■ SUPPLIED MATERIAL ■
-.-.-

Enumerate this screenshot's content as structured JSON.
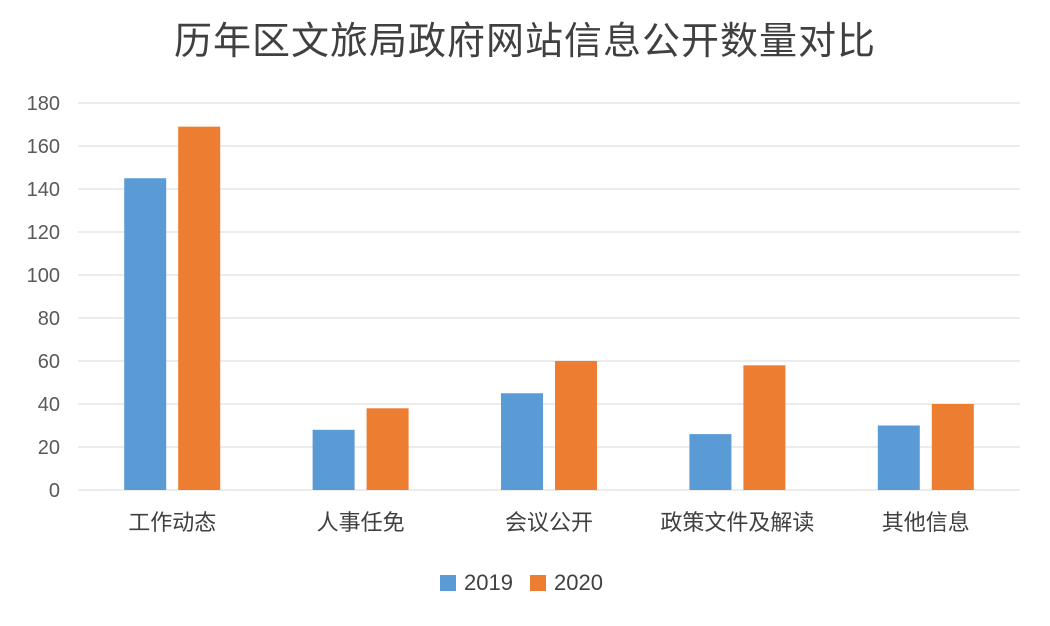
{
  "chart_data": {
    "type": "bar",
    "title": "历年区文旅局政府网站信息公开数量对比",
    "xlabel": "",
    "ylabel": "",
    "categories": [
      "工作动态",
      "人事任免",
      "会议公开",
      "政策文件及解读",
      "其他信息"
    ],
    "series": [
      {
        "name": "2019",
        "color": "#5B9BD5",
        "values": [
          145,
          28,
          45,
          26,
          30
        ]
      },
      {
        "name": "2020",
        "color": "#ED7D31",
        "values": [
          169,
          38,
          60,
          58,
          40
        ]
      }
    ],
    "ylim": [
      0,
      180
    ],
    "yticks": [
      0,
      20,
      40,
      60,
      80,
      100,
      120,
      140,
      160,
      180
    ],
    "grid": true,
    "legend": "bottom-center"
  }
}
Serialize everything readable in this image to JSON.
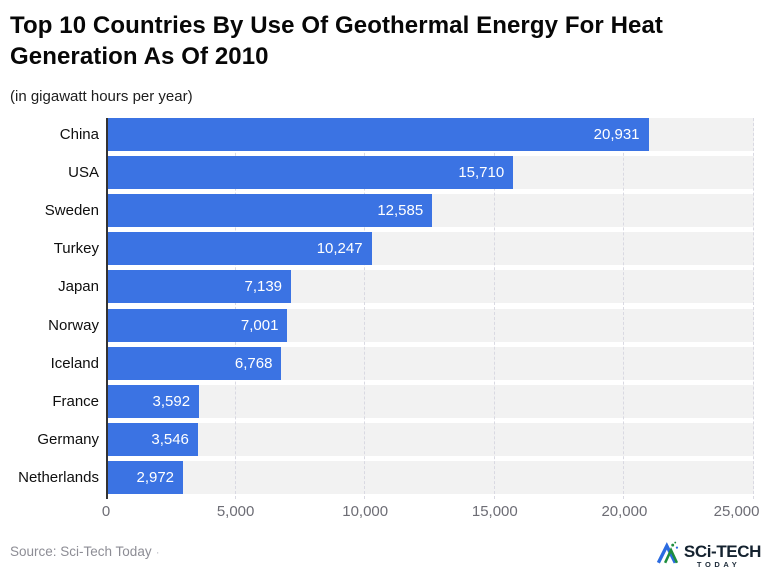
{
  "header": {
    "title": "Top 10 Countries By Use Of Geothermal Energy For Heat Generation As Of 2010",
    "subtitle": "(in gigawatt hours per year)"
  },
  "chart_data": {
    "type": "bar",
    "orientation": "horizontal",
    "title": "Top 10 Countries By Use Of Geothermal Energy For Heat Generation As Of 2010",
    "subtitle": "(in gigawatt hours per year)",
    "unit": "gigawatt hours per year",
    "categories": [
      "China",
      "USA",
      "Sweden",
      "Turkey",
      "Japan",
      "Norway",
      "Iceland",
      "France",
      "Germany",
      "Netherlands"
    ],
    "values": [
      20931,
      15710,
      12585,
      10247,
      7139,
      7001,
      6768,
      3592,
      3546,
      2972
    ],
    "value_labels": [
      "20,931",
      "15,710",
      "12,585",
      "10,247",
      "7,139",
      "7,001",
      "6,768",
      "3,592",
      "3,546",
      "2,972"
    ],
    "xlim": [
      0,
      25000
    ],
    "x_ticks": [
      {
        "value": 0,
        "label": "0"
      },
      {
        "value": 5000,
        "label": "5,000"
      },
      {
        "value": 10000,
        "label": "10,000"
      },
      {
        "value": 15000,
        "label": "15,000"
      },
      {
        "value": 20000,
        "label": "20,000"
      },
      {
        "value": 25000,
        "label": "25,000"
      }
    ],
    "grid": true,
    "legend": "none",
    "colors": {
      "bar": "#3b73e3",
      "row_band": "#f2f2f2",
      "gridline": "#d9d9e2",
      "axis_line": "#333333",
      "value_label": "#ffffff",
      "tick_label": "#6d6d75"
    }
  },
  "footer": {
    "source": "Source: Sci-Tech Today",
    "separator": "·",
    "logo": {
      "name": "Sci-Tech Today logo",
      "line1": "SCi-TECH",
      "line2": "TODAY",
      "colors": {
        "text": "#14222f",
        "blue": "#2b6be0",
        "green": "#1e8e3e"
      }
    }
  }
}
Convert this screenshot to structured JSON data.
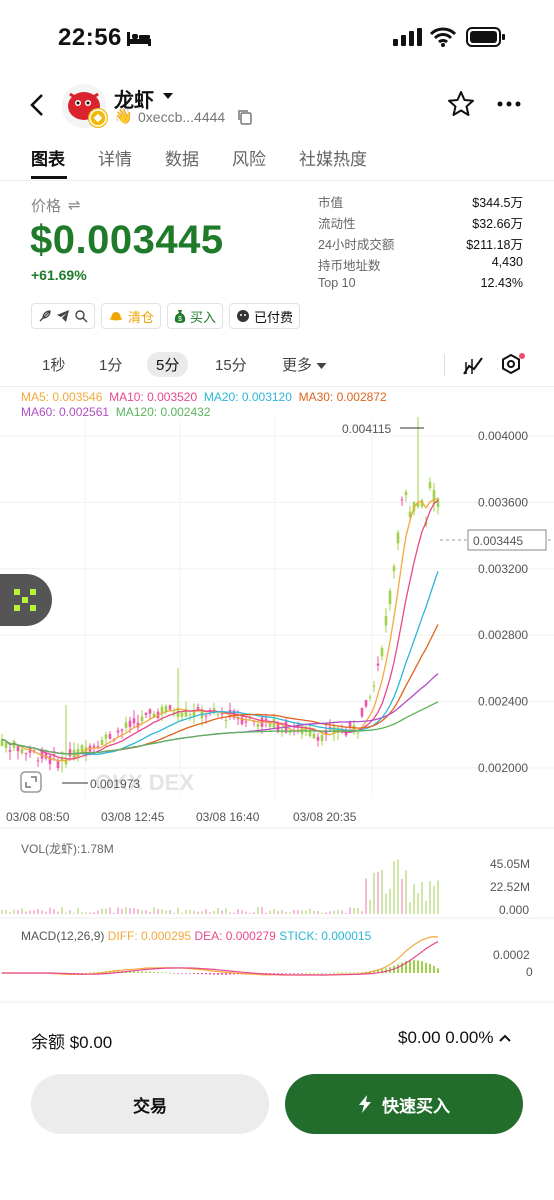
{
  "status_bar": {
    "time": "22:56"
  },
  "header": {
    "token_name": "龙虾",
    "address": "0xeccb...4444"
  },
  "tabs": [
    {
      "label": "图表",
      "active": true
    },
    {
      "label": "详情"
    },
    {
      "label": "数据"
    },
    {
      "label": "风险"
    },
    {
      "label": "社媒热度"
    }
  ],
  "price": {
    "label": "价格",
    "value": "$0.003445",
    "change": "+61.69%"
  },
  "stats": [
    {
      "k": "市值",
      "v": "$344.5万"
    },
    {
      "k": "流动性",
      "v": "$32.66万"
    },
    {
      "k": "24小时成交额",
      "v": "$211.18万"
    },
    {
      "k": "持币地址数",
      "v": "4,430"
    },
    {
      "k": "Top 10",
      "v": "12.43%"
    }
  ],
  "tags": {
    "clear": "清仓",
    "buy": "买入",
    "paid": "已付费"
  },
  "intervals": [
    {
      "label": "1秒"
    },
    {
      "label": "1分"
    },
    {
      "label": "5分",
      "active": true
    },
    {
      "label": "15分"
    },
    {
      "label": "更多"
    }
  ],
  "ma": {
    "ma5": "MA5: 0.003546",
    "ma10": "MA10: 0.003520",
    "ma20": "MA20: 0.003120",
    "ma30": "MA30: 0.002872",
    "ma60": "MA60: 0.002561",
    "ma120": "MA120: 0.002432"
  },
  "colors": {
    "ma5": "#f2a93b",
    "ma10": "#e8488b",
    "ma20": "#2bb6d6",
    "ma30": "#e0641e",
    "ma60": "#b04fc4",
    "ma120": "#5bb35b",
    "up": "#9fd14a",
    "down": "#f055a8",
    "accent": "#236d2c"
  },
  "chart_data": {
    "type": "candlestick",
    "y_ticks": [
      "0.004000",
      "0.003600",
      "0.003200",
      "0.002800",
      "0.002400",
      "0.002000"
    ],
    "x_ticks": [
      "03/08 08:50",
      "03/08 12:45",
      "03/08 16:40",
      "03/08 20:35"
    ],
    "high_label": "0.004115",
    "low_label": "0.001973",
    "current_price": "0.003445",
    "watermark": "OKX DEX",
    "volume": {
      "label": "VOL(龙虾):1.78M",
      "ticks": [
        "45.05M",
        "22.52M",
        "0.000"
      ]
    },
    "macd": {
      "label": "MACD(12,26,9)",
      "diff": "DIFF: 0.000295",
      "dea": "DEA: 0.000279",
      "stick": "STICK: 0.000015",
      "ticks": [
        "0.0002",
        "0"
      ]
    }
  },
  "footer": {
    "balance": "余额 $0.00",
    "balance_right": "$0.00 0.00%",
    "trade_button": "交易",
    "quick_buy_button": "快速买入"
  }
}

-.-.-

■ WRITTEN REQUEST ■
Write the entries above out again exactly, but not the pictures.

■ EXERCISE OUTPUT ■
Enumerate this screenshot's content as structured JSON.
{
  "chart_data": {
    "type": "bar",
    "title": "历年区文旅局政府网站信息公开数量对比",
    "xlabel": "",
    "ylabel": "",
    "categories": [
      "工作动态",
      "人事任免",
      "会议公开",
      "政策文件及解读",
      "其他信息"
    ],
    "series": [
      {
        "name": "2019",
        "color": "#5B9BD5",
        "values": [
          145,
          28,
          45,
          26,
          30
        ]
      },
      {
        "name": "2020",
        "color": "#ED7D31",
        "values": [
          169,
          38,
          60,
          58,
          40
        ]
      }
    ],
    "ylim": [
      0,
      180
    ],
    "yticks": [
      0,
      20,
      40,
      60,
      80,
      100,
      120,
      140,
      160,
      180
    ],
    "grid": true,
    "legend": "bottom-center"
  }
}
Serialize everything readable in this image to JSON.
{
  "header": {
    "title": "Top 10 Countries By Use Of Geothermal Energy For Heat Generation As Of 2010",
    "subtitle": "(in gigawatt hours per year)"
  },
  "chart_data": {
    "type": "bar",
    "orientation": "horizontal",
    "title": "Top 10 Countries By Use Of Geothermal Energy For Heat Generation As Of 2010",
    "subtitle": "(in gigawatt hours per year)",
    "unit": "gigawatt hours per year",
    "categories": [
      "China",
      "USA",
      "Sweden",
      "Turkey",
      "Japan",
      "Norway",
      "Iceland",
      "France",
      "Germany",
      "Netherlands"
    ],
    "values": [
      20931,
      15710,
      12585,
      10247,
      7139,
      7001,
      6768,
      3592,
      3546,
      2972
    ],
    "value_labels": [
      "20,931",
      "15,710",
      "12,585",
      "10,247",
      "7,139",
      "7,001",
      "6,768",
      "3,592",
      "3,546",
      "2,972"
    ],
    "xlim": [
      0,
      25000
    ],
    "x_ticks": [
      {
        "value": 0,
        "label": "0"
      },
      {
        "value": 5000,
        "label": "5,000"
      },
      {
        "value": 10000,
        "label": "10,000"
      },
      {
        "value": 15000,
        "label": "15,000"
      },
      {
        "value": 20000,
        "label": "20,000"
      },
      {
        "value": 25000,
        "label": "25,000"
      }
    ],
    "grid": true,
    "legend": "none",
    "colors": {
      "bar": "#3b73e3",
      "row_band": "#f2f2f2",
      "gridline": "#d9d9e2",
      "axis_line": "#333333",
      "value_label": "#ffffff",
      "tick_label": "#6d6d75"
    }
  },
  "footer": {
    "source": "Source: Sci-Tech Today",
    "separator": "·",
    "logo": {
      "name": "Sci-Tech Today logo",
      "line1": "SCi-TECH",
      "line2": "TODAY",
      "colors": {
        "text": "#14222f",
        "blue": "#2b6be0",
        "green": "#1e8e3e"
      }
    }
  }
}
Convert this screenshot to structured JSON data.
{
  "status_bar": {
    "time": "22:56"
  },
  "header": {
    "token_name": "龙虾",
    "address": "0xeccb...4444"
  },
  "tabs": [
    {
      "label": "图表",
      "active": true
    },
    {
      "label": "详情"
    },
    {
      "label": "数据"
    },
    {
      "label": "风险"
    },
    {
      "label": "社媒热度"
    }
  ],
  "price": {
    "label": "价格",
    "value": "$0.003445",
    "change": "+61.69%"
  },
  "stats": [
    {
      "k": "市值",
      "v": "$344.5万"
    },
    {
      "k": "流动性",
      "v": "$32.66万"
    },
    {
      "k": "24小时成交额",
      "v": "$211.18万"
    },
    {
      "k": "持币地址数",
      "v": "4,430"
    },
    {
      "k": "Top 10",
      "v": "12.43%"
    }
  ],
  "tags": {
    "clear": "清仓",
    "buy": "买入",
    "paid": "已付费"
  },
  "intervals": [
    {
      "label": "1秒"
    },
    {
      "label": "1分"
    },
    {
      "label": "5分",
      "active": true
    },
    {
      "label": "15分"
    },
    {
      "label": "更多"
    }
  ],
  "ma": {
    "ma5": "MA5: 0.003546",
    "ma10": "MA10: 0.003520",
    "ma20": "MA20: 0.003120",
    "ma30": "MA30: 0.002872",
    "ma60": "MA60: 0.002561",
    "ma120": "MA120: 0.002432"
  },
  "colors": {
    "ma5": "#f2a93b",
    "ma10": "#e8488b",
    "ma20": "#2bb6d6",
    "ma30": "#e0641e",
    "ma60": "#b04fc4",
    "ma120": "#5bb35b",
    "up": "#9fd14a",
    "down": "#f055a8",
    "accent": "#236d2c"
  },
  "chart_data": {
    "type": "candlestick",
    "y_ticks": [
      "0.004000",
      "0.003600",
      "0.003200",
      "0.002800",
      "0.002400",
      "0.002000"
    ],
    "x_ticks": [
      "03/08 08:50",
      "03/08 12:45",
      "03/08 16:40",
      "03/08 20:35"
    ],
    "high_label": "0.004115",
    "low_label": "0.001973",
    "current_price": "0.003445",
    "watermark": "OKX DEX",
    "volume": {
      "label": "VOL(龙虾):1.78M",
      "ticks": [
        "45.05M",
        "22.52M",
        "0.000"
      ]
    },
    "macd": {
      "label": "MACD(12,26,9)",
      "diff": "DIFF: 0.000295",
      "dea": "DEA: 0.000279",
      "stick": "STICK: 0.000015",
      "ticks": [
        "0.0002",
        "0"
      ]
    }
  },
  "footer": {
    "balance": "余额 $0.00",
    "balance_right": "$0.00 0.00%",
    "trade_button": "交易",
    "quick_buy_button": "快速买入"
  }
}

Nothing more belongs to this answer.